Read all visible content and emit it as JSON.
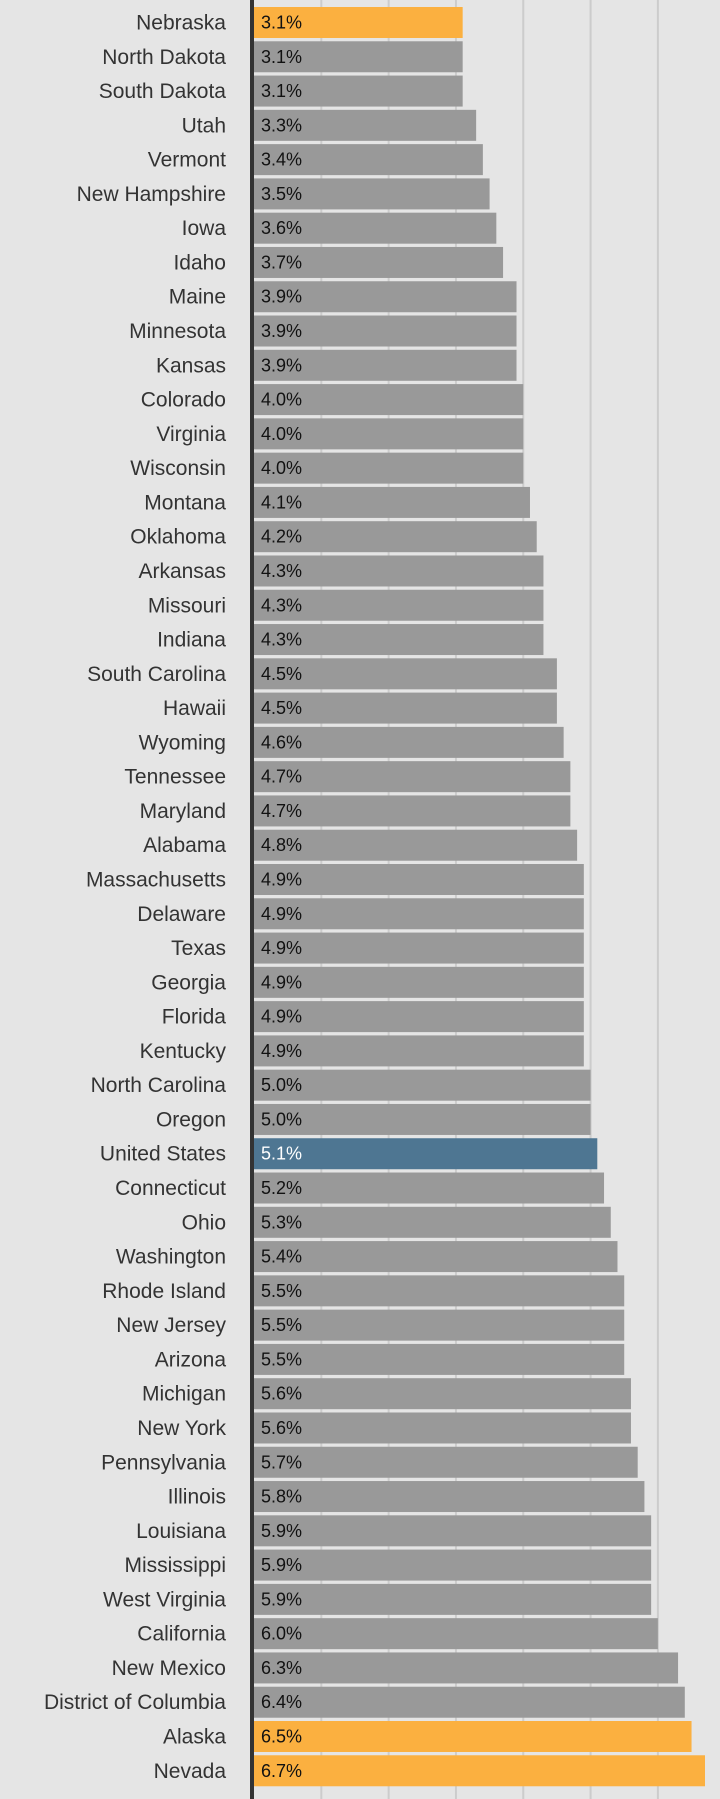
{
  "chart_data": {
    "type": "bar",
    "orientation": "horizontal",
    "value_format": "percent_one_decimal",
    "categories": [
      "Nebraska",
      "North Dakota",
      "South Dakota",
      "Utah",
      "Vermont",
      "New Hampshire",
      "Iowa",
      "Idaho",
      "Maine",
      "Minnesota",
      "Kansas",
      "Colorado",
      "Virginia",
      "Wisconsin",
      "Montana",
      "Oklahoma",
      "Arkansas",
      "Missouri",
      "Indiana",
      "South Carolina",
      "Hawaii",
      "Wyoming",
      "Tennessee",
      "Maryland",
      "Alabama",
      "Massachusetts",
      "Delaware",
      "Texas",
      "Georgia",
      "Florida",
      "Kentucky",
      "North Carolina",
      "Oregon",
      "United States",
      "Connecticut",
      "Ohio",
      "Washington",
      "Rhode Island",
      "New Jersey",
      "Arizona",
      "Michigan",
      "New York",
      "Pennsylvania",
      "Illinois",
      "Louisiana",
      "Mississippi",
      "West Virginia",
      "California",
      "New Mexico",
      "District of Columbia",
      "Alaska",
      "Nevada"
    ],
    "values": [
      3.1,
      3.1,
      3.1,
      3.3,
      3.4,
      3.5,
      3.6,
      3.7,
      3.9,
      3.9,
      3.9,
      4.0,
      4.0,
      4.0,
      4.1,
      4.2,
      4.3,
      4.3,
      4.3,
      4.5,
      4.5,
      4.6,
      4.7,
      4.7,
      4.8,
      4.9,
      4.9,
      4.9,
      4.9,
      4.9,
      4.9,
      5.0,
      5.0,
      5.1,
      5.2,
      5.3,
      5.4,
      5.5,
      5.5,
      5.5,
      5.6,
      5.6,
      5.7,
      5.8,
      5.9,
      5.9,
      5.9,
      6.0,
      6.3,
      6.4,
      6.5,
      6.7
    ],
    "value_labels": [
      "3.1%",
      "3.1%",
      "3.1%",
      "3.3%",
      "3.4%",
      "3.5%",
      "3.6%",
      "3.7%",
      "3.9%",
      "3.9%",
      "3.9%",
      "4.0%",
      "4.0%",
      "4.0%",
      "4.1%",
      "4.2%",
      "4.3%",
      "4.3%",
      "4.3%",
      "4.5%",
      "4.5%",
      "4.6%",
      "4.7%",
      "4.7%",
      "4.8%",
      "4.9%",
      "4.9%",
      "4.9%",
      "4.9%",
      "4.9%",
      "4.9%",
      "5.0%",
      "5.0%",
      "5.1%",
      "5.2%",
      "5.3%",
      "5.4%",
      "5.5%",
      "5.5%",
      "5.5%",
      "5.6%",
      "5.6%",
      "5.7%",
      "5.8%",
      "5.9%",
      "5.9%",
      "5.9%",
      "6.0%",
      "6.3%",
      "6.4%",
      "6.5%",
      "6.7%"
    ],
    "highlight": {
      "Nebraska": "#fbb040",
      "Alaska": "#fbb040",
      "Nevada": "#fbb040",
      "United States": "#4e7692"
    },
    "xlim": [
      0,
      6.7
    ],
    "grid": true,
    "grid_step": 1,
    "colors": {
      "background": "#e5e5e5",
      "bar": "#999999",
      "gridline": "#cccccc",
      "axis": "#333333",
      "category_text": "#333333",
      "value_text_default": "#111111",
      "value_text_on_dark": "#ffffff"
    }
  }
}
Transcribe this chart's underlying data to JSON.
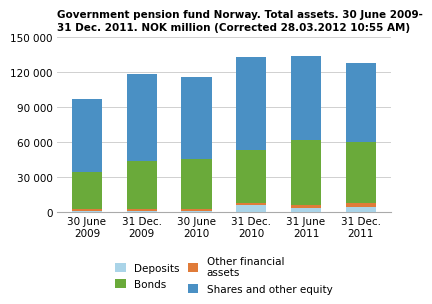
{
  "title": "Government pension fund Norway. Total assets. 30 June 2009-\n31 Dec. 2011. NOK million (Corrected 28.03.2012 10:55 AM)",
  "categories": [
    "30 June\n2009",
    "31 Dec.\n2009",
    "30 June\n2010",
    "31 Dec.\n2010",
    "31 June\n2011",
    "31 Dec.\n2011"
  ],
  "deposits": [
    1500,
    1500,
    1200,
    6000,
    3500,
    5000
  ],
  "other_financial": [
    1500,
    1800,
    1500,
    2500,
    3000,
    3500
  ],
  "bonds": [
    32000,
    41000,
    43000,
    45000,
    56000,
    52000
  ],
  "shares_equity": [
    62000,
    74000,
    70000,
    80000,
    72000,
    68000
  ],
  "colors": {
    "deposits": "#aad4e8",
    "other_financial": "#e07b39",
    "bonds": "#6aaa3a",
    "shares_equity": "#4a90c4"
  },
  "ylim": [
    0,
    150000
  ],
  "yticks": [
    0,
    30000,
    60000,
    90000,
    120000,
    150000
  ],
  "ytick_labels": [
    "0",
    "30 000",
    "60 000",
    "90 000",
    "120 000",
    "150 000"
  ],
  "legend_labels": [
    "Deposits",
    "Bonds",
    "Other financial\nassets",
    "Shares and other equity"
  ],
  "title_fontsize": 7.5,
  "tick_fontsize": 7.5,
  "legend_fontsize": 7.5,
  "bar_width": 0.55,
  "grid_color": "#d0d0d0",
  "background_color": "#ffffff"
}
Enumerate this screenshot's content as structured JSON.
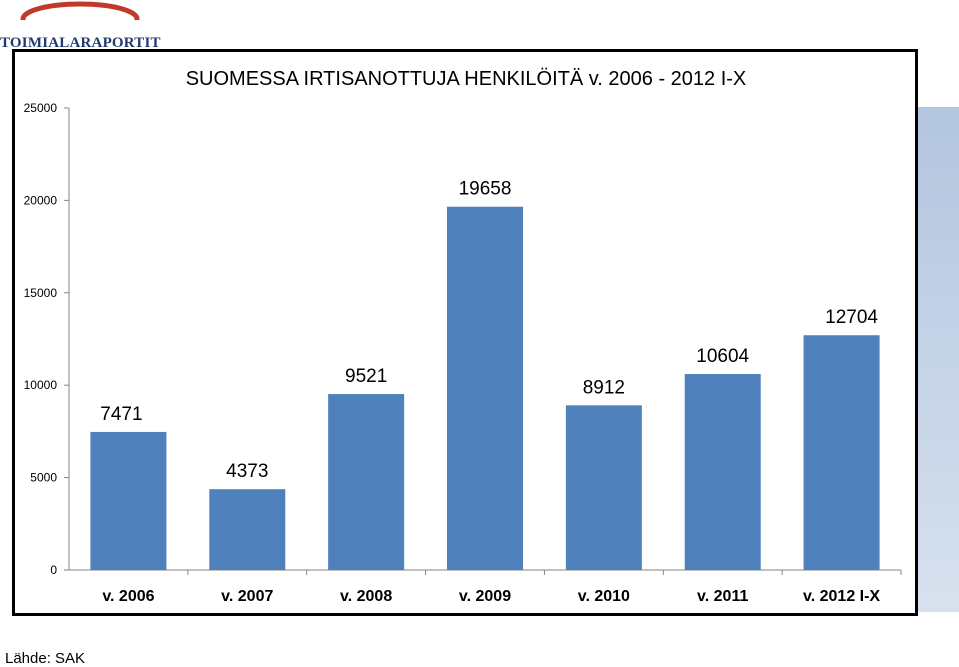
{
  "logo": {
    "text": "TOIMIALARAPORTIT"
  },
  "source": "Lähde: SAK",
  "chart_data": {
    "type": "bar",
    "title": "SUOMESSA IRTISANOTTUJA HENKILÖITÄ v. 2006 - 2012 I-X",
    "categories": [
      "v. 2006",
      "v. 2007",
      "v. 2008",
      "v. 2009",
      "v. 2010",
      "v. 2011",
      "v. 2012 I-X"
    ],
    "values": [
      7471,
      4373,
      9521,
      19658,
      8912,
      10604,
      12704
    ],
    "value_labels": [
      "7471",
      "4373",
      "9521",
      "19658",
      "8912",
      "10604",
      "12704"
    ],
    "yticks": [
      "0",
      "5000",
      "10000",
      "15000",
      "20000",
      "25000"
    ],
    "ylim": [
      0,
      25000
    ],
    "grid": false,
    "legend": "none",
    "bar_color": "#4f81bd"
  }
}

==

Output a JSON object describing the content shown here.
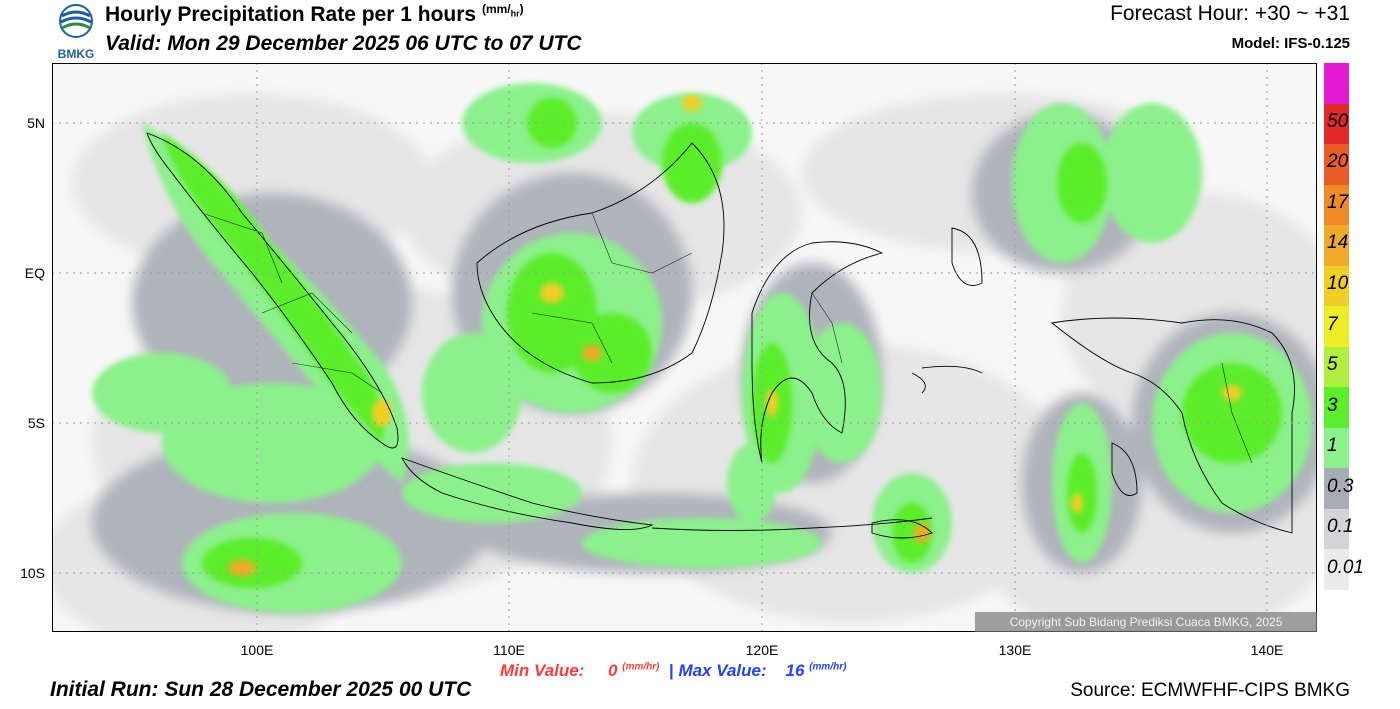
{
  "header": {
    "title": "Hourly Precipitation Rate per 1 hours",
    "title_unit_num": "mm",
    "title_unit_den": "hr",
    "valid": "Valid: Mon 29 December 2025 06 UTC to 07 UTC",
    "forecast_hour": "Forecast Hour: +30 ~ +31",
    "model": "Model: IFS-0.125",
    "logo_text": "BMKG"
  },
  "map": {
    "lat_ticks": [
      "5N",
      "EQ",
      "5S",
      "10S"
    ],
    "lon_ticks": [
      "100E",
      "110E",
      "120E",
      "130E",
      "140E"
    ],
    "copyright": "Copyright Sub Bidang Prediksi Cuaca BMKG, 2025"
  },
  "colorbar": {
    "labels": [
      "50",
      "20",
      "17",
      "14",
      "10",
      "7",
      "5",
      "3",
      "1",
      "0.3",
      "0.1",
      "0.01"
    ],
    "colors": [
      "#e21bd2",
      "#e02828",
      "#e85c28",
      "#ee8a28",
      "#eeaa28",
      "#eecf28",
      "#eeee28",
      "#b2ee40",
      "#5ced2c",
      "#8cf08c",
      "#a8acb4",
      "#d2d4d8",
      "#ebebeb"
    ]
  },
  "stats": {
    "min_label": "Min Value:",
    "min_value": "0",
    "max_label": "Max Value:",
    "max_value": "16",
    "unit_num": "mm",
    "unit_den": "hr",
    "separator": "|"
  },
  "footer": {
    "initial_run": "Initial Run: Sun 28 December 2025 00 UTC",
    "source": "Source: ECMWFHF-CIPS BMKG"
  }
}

--

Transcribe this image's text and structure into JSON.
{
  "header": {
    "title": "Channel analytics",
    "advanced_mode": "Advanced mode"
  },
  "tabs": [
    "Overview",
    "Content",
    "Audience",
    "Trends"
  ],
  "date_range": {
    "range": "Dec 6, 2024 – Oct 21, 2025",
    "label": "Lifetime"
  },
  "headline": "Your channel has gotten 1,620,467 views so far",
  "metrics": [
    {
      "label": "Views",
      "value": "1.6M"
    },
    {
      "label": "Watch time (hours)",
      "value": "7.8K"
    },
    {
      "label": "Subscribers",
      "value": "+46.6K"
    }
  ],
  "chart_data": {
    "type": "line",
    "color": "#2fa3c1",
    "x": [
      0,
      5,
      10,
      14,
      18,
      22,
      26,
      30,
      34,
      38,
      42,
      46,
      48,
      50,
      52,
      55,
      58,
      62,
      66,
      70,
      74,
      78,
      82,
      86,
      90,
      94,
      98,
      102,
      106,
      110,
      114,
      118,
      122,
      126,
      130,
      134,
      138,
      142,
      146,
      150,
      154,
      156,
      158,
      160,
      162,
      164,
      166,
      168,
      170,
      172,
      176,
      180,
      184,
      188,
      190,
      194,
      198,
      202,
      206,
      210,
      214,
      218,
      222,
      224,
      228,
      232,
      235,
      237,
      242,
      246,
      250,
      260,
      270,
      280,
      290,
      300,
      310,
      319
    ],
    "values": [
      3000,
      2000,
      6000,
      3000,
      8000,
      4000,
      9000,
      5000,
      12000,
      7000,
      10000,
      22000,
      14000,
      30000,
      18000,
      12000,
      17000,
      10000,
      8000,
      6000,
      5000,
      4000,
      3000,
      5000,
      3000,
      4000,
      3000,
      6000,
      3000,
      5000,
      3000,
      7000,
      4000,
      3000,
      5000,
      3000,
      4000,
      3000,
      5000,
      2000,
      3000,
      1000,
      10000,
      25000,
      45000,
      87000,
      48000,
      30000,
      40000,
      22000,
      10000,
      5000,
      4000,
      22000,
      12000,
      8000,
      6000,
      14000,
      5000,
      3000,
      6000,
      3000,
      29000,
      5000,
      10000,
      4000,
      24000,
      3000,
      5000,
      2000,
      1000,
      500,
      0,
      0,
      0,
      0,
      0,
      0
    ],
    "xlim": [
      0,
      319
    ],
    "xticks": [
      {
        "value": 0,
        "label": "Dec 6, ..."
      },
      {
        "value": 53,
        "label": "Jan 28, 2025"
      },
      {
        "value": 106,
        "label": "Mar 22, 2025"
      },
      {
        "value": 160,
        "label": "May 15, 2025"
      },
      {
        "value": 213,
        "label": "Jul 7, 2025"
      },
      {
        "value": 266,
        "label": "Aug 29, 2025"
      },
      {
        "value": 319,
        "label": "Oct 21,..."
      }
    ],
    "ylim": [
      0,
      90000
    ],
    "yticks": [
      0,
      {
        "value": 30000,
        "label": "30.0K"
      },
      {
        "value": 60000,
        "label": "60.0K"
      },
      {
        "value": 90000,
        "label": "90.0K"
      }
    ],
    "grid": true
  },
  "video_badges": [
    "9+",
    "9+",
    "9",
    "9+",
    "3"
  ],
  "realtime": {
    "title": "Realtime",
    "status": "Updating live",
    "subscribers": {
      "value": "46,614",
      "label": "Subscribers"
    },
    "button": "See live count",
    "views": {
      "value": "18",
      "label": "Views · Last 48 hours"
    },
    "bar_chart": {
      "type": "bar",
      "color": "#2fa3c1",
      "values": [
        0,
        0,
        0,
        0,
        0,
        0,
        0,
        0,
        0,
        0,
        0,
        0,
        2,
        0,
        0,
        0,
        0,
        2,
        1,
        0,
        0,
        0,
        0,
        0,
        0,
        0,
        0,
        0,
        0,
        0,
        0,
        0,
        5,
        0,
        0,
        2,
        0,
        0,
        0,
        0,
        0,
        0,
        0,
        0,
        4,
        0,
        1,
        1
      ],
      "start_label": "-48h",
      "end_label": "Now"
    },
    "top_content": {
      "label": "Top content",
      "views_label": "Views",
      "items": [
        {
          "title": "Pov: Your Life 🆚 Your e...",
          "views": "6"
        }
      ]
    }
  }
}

» **Required work**
Copy each line of the records containing the string "United".

» **Answer in full**
      "United States",
      "United States": "#4e7692"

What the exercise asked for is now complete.